**TASK OBJECTIVE**
Leave out the pictures and restate the rest of the data exactly.

**PROVIDED RECORDS**

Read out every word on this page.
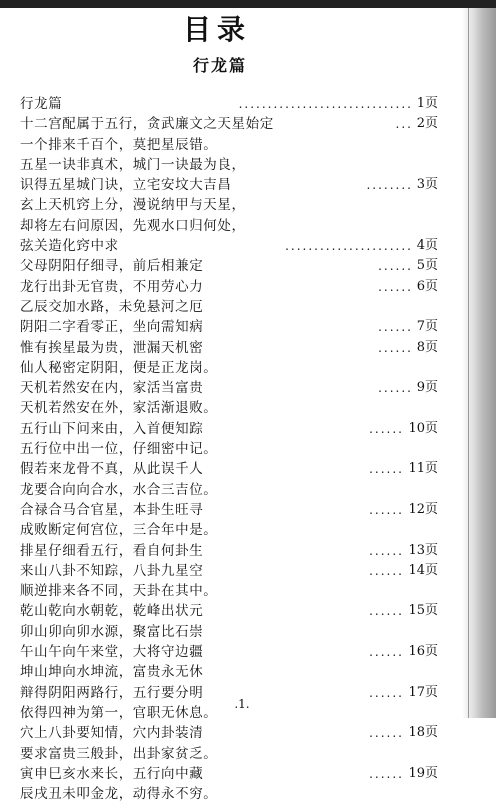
目录
行龙篇
行龙篇	.............................. 1页
十二宫配属于五行，贪武廉文之天星始定	... 2页
一个排来千百个，莫把星辰错。
五星一诀非真术，城门一诀最为良，
识得五星城门诀，立宅安坟大吉昌	........ 3页
玄上天机窍上分，漫说纳甲与天星，
却将左右问原因，先观水口归何处，
弦关造化窍中求	...................... 4页
父母阴阳仔细寻，前后相兼定	...... 5页
龙行出卦无官贵，不用劳心力	...... 6页
乙辰交加水路，未免悬河之厄
阴阳二字看零正，坐向需知病	...... 7页
惟有挨星最为贵，泄漏天机密	...... 8页
仙人秘密定阴阳，便是正龙岗。
天机若然安在内，家活当富贵	...... 9页
天机若然安在外，家活渐退败。
五行山下问来由，入首便知踪	...... 10页
五行位中出一位，仔细密中记。
假若来龙骨不真，从此误千人	...... 11页
龙要合向向合水，水合三吉位。
合禄合马合官星，本卦生旺寻	...... 12页
成败断定何宫位，三合年中是。
排星仔细看五行，看自何卦生	...... 13页
来山八卦不知踪，八卦九星空	...... 14页
顺逆排来各不同，天卦在其中。
乾山乾向水朝乾，乾峰出状元	...... 15页
卯山卯向卯水源，聚富比石崇
午山午向午来堂，大将守边疆	...... 16页
坤山坤向水坤流，富贵永无休
辩得阴阳两路行，五行要分明	...... 17页
依得四神为第一，官职无休息。
穴上八卦要知情，穴内卦装清	...... 18页
要求富贵三般卦，出卦家贫乏。
寅申巳亥水来长，五行向中藏	...... 19页
辰戌丑未叩金龙，动得永不穷。
.1.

**OUTPUT OF THE EXERCISE**
Read out every word on this page.
目录
行龙篇
行龙篇	.............................. 1页
十二宫配属于五行，贪武廉文之天星始定	... 2页
一个排来千百个，莫把星辰错。
五星一诀非真术，城门一诀最为良，
识得五星城门诀，立宅安坟大吉昌	........ 3页
玄上天机窍上分，漫说纳甲与天星，
却将左右问原因，先观水口归何处，
弦关造化窍中求	...................... 4页
父母阴阳仔细寻，前后相兼定	...... 5页
龙行出卦无官贵，不用劳心力	...... 6页
乙辰交加水路，未免悬河之厄
阴阳二字看零正，坐向需知病	...... 7页
惟有挨星最为贵，泄漏天机密	...... 8页
仙人秘密定阴阳，便是正龙岗。
天机若然安在内，家活当富贵	...... 9页
天机若然安在外，家活渐退败。
五行山下问来由，入首便知踪	...... 10页
五行位中出一位，仔细密中记。
假若来龙骨不真，从此误千人	...... 11页
龙要合向向合水，水合三吉位。
合禄合马合官星，本卦生旺寻	...... 12页
成败断定何宫位，三合年中是。
排星仔细看五行，看自何卦生	...... 13页
来山八卦不知踪，八卦九星空	...... 14页
顺逆排来各不同，天卦在其中。
乾山乾向水朝乾，乾峰出状元	...... 15页
卯山卯向卯水源，聚富比石崇
午山午向午来堂，大将守边疆	...... 16页
坤山坤向水坤流，富贵永无休
辩得阴阳两路行，五行要分明	...... 17页
依得四神为第一，官职无休息。
穴上八卦要知情，穴内卦装清	...... 18页
要求富贵三般卦，出卦家贫乏。
寅申巳亥水来长，五行向中藏	...... 19页
辰戌丑未叩金龙，动得永不穷。
.1.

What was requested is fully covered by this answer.